= INFORMATION PROVIDED =
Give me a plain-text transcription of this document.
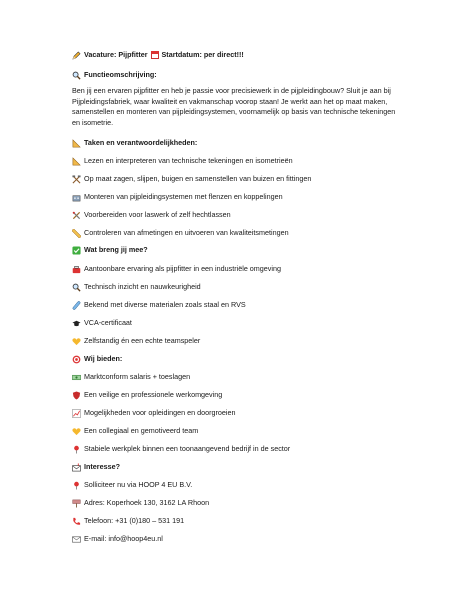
Vacature: Pijpfitter Startdatum: per direct!!!
Functieomschrijving:
Ben jij een ervaren pijpfitter en heb je passie voor precisiewerk in de pijpleidingbouw? Sluit je aan bij Pijpleidingsfabriek, waar kwaliteit en vakmanschap voorop staan! Je werkt aan het op maat maken, samenstellen en monteren van pijpleidingsystemen, voornamelijk op basis van technische tekeningen en isometrie.
Taken en verantwoordelijkheden:
Lezen en interpreteren van technische tekeningen en isometrieën
Op maat zagen, slijpen, buigen en samenstellen van buizen en fittingen
Monteren van pijpleidingsystemen met flenzen en koppelingen
Voorbereiden voor laswerk of zelf hechtlassen
Controleren van afmetingen en uitvoeren van kwaliteitsmetingen
Wat breng jij mee?
Aantoonbare ervaring als pijpfitter in een industriële omgeving
Technisch inzicht en nauwkeurigheid
Bekend met diverse materialen zoals staal en RVS
VCA-certificaat
Zelfstandig én een echte teamspeler
Wij bieden:
Marktconform salaris + toeslagen
Een veilige en professionele werkomgeving
Mogelijkheden voor opleidingen en doorgroeien
Een collegiaal en gemotiveerd team
Stabiele werkplek binnen een toonaangevend bedrijf in de sector
Interesse?
Solliciteer nu via HOOP 4 EU B.V.
Adres: Koperhoek 130, 3162 LA Rhoon
Telefoon: +31 (0)180 – 531 191
E-mail: info@hoop4eu.nl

= TASK TO CARRY OUT =
Using the listing above, show every line that includes the string "maat".

= RESULT BELOW =
Ben jij een ervaren pijpfitter en heb je passie voor precisiewerk in de pijpleidingbouw? Sluit je aan bij Pijpleidingsfabriek, waar kwaliteit en vakmanschap voorop staan! Je werkt aan het op maat maken, samenstellen en monteren van pijpleidingsystemen, voornamelijk op basis van technische tekeningen en isometrie.
Op maat zagen, slijpen, buigen en samenstellen van buizen en fittingen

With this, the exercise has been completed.